◆ **What to work on**
Look through the lines below and extract any with the word "bien".

Data entries:
+ + + + +
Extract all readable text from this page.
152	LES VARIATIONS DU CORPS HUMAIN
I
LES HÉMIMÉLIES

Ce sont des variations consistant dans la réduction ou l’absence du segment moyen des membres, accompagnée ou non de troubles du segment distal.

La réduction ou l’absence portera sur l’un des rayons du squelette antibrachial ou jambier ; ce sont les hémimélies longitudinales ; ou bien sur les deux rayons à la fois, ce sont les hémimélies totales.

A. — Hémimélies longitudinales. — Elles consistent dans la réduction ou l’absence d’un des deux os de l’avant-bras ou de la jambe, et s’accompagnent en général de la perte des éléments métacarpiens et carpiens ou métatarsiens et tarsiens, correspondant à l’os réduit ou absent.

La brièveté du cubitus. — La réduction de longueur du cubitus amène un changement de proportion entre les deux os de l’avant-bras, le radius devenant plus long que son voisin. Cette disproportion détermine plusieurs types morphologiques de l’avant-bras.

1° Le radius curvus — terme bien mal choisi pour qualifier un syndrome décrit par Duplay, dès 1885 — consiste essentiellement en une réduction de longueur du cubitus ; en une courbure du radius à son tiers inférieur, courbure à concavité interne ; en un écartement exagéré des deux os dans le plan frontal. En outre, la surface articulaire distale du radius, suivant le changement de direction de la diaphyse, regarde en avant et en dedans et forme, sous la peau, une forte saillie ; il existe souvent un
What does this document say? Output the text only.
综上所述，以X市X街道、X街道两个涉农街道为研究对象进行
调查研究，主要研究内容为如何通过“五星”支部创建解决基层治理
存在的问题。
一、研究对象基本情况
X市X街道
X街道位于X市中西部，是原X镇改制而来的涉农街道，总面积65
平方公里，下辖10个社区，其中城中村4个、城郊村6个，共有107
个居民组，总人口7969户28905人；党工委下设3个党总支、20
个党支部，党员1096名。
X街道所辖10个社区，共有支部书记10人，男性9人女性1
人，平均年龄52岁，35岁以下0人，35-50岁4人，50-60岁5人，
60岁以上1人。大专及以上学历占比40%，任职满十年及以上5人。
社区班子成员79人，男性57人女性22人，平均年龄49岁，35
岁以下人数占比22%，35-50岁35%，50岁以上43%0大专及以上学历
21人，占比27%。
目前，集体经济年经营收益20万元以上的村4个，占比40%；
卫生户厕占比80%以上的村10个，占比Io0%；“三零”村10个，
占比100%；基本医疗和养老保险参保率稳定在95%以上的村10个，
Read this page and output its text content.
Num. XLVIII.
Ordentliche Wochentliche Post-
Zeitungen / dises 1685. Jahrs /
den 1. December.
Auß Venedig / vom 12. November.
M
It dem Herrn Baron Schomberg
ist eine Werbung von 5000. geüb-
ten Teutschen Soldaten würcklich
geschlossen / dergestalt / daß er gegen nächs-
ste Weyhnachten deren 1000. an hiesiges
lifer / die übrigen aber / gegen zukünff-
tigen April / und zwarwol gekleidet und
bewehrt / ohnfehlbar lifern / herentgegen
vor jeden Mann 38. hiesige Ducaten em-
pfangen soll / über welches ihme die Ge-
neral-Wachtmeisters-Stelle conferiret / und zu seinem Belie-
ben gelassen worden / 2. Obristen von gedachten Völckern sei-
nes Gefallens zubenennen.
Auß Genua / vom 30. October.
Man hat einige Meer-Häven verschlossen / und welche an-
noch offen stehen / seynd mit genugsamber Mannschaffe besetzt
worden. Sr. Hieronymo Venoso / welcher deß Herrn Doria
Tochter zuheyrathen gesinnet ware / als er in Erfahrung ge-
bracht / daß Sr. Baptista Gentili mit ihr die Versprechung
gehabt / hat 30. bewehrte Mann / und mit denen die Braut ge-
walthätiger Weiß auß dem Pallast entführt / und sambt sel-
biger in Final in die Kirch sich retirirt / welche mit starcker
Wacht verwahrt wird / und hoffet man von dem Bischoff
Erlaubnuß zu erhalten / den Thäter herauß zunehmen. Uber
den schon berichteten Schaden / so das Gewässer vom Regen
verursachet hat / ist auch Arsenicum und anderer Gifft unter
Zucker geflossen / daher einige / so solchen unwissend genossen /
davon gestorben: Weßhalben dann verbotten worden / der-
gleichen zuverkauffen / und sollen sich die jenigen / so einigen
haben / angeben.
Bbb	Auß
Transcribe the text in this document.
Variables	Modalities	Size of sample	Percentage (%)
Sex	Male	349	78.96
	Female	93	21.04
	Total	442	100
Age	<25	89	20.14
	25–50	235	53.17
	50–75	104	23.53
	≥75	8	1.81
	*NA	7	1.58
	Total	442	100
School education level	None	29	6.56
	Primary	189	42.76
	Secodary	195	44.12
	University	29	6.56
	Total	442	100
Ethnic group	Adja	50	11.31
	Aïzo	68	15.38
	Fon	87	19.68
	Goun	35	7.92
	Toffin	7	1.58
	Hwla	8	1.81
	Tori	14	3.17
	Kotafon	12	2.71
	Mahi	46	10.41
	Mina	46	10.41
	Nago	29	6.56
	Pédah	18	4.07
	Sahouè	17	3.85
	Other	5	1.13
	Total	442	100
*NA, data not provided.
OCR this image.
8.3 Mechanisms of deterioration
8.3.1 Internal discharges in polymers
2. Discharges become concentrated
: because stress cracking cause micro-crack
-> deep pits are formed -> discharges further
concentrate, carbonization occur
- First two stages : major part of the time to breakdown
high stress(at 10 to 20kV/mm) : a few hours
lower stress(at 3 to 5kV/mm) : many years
+ + + + +
◆ **Result**
La réduction ou l’absence portera sur l’un des rayons du squelette antibrachial ou jambier ; ce sont les hémimélies longitudinales ; ou bien sur les deux rayons à la fois, ce sont les hémimélies totales.
1° Le radius curvus — terme bien mal choisi pour qualifier un syndrome décrit par Duplay, dès 1885 — consiste essentiellement en une réduction de longueur du cubitus ; en une courbure du radius à son tiers inférieur, courbure à concavité interne ; en un écartement exagéré des deux os dans le plan frontal. En outre, la surface articulaire distale du radius, suivant le changement de direction de la diaphyse, regarde en avant et en dedans et forme, sous la peau, une forte saillie ; il existe souvent un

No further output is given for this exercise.